DATA FOR THIS TASK.
------
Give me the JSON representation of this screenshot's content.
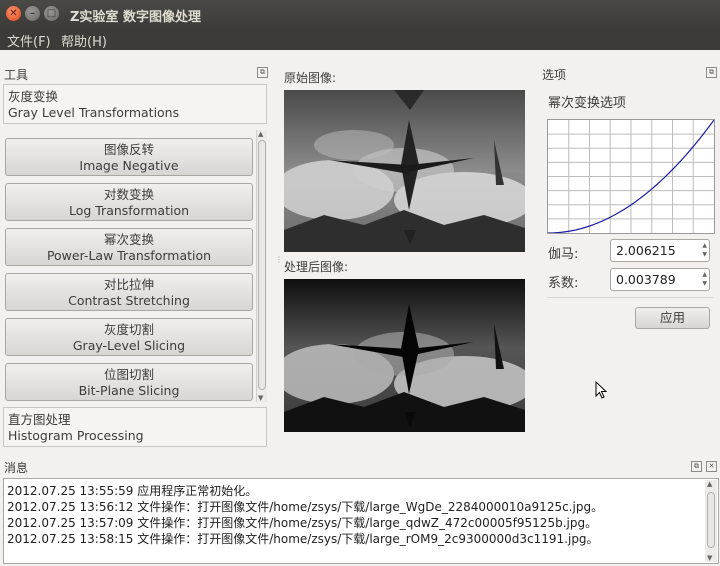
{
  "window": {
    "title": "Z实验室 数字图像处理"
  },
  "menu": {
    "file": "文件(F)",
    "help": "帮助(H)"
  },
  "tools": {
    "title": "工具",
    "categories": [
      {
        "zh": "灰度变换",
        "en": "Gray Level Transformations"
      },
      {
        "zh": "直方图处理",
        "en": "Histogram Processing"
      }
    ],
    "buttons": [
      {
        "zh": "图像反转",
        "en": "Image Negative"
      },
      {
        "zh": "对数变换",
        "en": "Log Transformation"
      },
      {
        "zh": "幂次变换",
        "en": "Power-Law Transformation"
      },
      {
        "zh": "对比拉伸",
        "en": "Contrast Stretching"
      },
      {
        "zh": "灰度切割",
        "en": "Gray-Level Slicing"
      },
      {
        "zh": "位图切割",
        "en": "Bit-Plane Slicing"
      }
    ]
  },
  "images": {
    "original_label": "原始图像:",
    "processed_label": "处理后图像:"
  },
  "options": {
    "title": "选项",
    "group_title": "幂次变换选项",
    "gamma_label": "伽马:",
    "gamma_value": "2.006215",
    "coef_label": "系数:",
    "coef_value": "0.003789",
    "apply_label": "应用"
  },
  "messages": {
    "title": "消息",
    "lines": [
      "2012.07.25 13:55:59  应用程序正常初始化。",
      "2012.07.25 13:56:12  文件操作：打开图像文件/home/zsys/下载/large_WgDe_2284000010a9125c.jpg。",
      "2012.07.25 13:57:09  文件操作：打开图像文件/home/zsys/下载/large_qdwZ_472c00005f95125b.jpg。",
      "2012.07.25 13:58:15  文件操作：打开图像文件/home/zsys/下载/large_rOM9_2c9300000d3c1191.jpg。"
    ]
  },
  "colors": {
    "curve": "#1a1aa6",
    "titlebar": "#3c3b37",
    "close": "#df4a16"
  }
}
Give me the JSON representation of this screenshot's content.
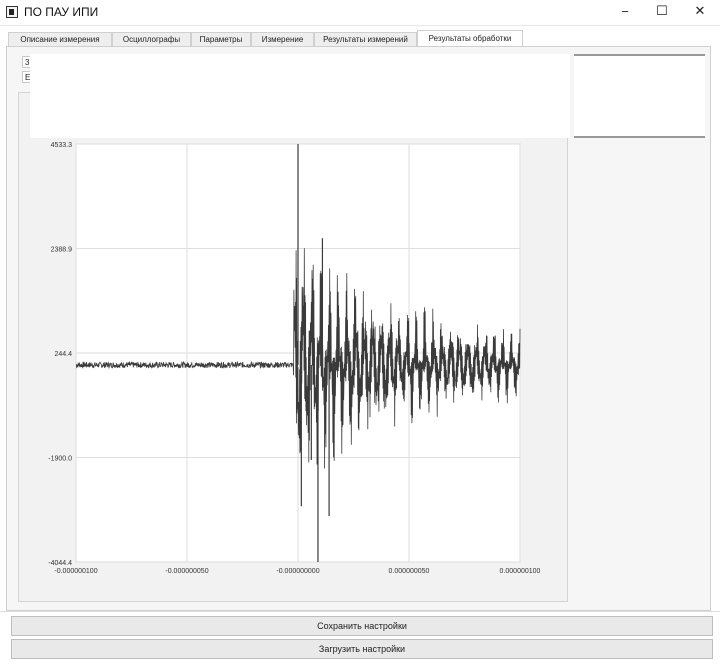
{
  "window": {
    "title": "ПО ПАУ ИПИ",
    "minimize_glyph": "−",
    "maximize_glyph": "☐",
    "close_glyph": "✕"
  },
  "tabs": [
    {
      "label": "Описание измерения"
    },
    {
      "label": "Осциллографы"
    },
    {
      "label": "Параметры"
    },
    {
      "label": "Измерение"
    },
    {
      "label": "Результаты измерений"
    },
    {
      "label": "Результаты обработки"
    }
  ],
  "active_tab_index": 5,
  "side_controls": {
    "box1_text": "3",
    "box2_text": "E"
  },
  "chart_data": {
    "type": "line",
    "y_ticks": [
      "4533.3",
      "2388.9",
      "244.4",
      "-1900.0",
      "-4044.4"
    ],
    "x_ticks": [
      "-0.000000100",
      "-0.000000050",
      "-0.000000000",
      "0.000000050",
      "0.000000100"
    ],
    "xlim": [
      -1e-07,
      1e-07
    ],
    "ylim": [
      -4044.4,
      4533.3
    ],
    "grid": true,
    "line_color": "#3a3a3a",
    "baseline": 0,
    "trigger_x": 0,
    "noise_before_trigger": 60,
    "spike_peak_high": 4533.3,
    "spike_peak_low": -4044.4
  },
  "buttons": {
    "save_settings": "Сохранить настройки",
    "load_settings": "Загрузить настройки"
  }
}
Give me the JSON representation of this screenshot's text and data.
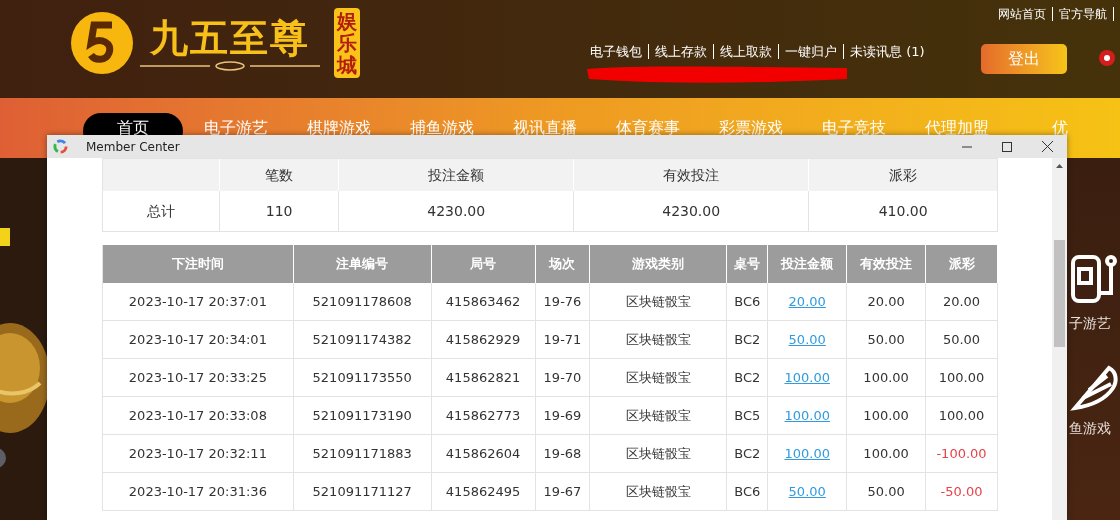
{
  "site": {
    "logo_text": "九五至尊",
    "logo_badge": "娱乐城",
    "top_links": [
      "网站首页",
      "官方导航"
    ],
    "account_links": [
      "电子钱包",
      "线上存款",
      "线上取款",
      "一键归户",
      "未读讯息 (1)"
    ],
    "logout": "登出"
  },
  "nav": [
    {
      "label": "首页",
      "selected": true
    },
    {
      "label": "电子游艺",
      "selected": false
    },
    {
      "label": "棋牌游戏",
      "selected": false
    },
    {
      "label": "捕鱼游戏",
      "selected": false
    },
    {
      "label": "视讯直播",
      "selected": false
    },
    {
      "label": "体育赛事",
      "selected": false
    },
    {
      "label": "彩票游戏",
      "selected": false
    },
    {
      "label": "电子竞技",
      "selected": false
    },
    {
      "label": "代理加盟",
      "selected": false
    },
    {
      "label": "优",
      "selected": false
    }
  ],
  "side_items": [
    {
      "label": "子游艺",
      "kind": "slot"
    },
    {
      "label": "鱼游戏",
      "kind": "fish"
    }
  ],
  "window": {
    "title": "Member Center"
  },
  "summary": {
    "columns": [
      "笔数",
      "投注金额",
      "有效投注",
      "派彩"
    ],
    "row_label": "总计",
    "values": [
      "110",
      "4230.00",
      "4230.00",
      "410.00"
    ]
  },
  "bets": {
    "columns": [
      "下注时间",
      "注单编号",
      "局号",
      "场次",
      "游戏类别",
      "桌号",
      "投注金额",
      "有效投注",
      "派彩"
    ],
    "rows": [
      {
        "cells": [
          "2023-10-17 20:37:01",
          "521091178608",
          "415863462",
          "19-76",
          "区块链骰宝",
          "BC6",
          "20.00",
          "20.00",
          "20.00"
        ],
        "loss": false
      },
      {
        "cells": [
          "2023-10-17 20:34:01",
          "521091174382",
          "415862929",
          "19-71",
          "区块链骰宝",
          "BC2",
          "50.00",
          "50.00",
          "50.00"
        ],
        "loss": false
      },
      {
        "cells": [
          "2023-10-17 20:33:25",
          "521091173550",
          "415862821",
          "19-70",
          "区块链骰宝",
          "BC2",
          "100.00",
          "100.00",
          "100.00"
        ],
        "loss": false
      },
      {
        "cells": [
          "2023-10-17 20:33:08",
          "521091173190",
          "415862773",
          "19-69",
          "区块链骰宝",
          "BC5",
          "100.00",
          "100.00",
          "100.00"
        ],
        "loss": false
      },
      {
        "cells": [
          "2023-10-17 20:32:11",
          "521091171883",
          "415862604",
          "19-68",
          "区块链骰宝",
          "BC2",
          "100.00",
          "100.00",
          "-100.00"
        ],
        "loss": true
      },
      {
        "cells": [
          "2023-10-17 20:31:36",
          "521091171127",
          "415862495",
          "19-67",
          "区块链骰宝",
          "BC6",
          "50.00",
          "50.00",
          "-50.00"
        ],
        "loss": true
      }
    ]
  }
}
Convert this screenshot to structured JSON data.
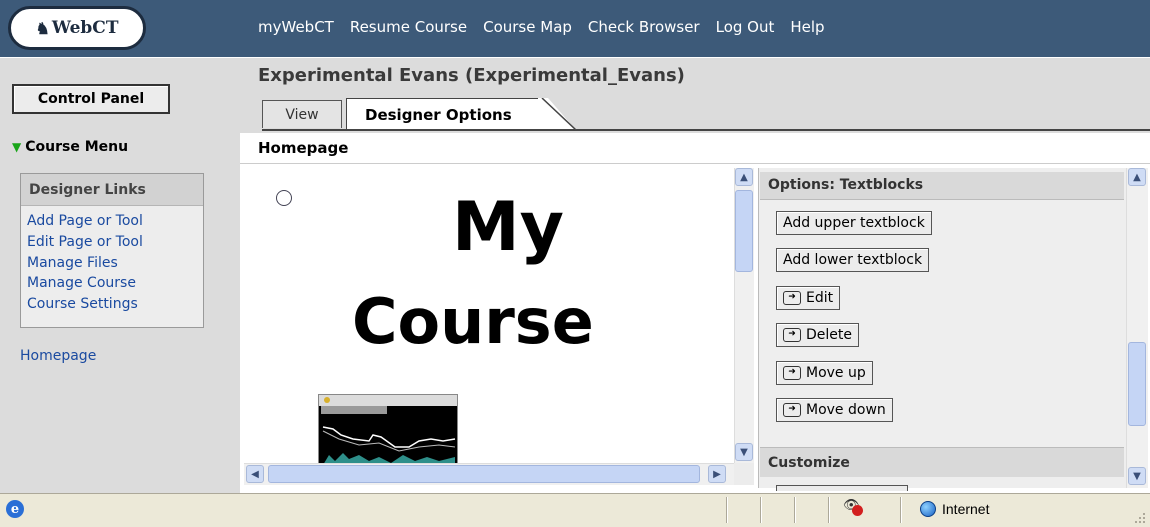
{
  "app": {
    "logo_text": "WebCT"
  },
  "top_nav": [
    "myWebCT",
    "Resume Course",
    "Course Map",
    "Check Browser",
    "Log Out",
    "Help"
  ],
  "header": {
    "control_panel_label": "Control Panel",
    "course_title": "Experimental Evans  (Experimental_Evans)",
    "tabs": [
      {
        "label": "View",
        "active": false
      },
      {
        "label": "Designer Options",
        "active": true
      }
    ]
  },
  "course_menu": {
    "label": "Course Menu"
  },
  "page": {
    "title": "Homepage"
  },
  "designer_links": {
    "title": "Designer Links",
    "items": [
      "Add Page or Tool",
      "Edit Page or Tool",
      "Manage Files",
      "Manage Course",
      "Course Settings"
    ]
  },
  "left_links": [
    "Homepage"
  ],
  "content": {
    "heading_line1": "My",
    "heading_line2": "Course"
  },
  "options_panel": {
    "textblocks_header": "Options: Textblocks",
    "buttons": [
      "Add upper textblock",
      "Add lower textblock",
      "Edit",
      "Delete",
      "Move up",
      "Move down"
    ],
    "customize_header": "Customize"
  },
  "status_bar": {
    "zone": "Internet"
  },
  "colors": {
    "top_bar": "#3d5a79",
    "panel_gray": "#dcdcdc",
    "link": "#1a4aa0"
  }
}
------
TO DO. Using the listing above, return all lines where the word "настройки" occurs.

COMPLETE RESPONSE.
    "save_settings": "Сохранить настройки",
    "load_settings": "Загрузить настройки"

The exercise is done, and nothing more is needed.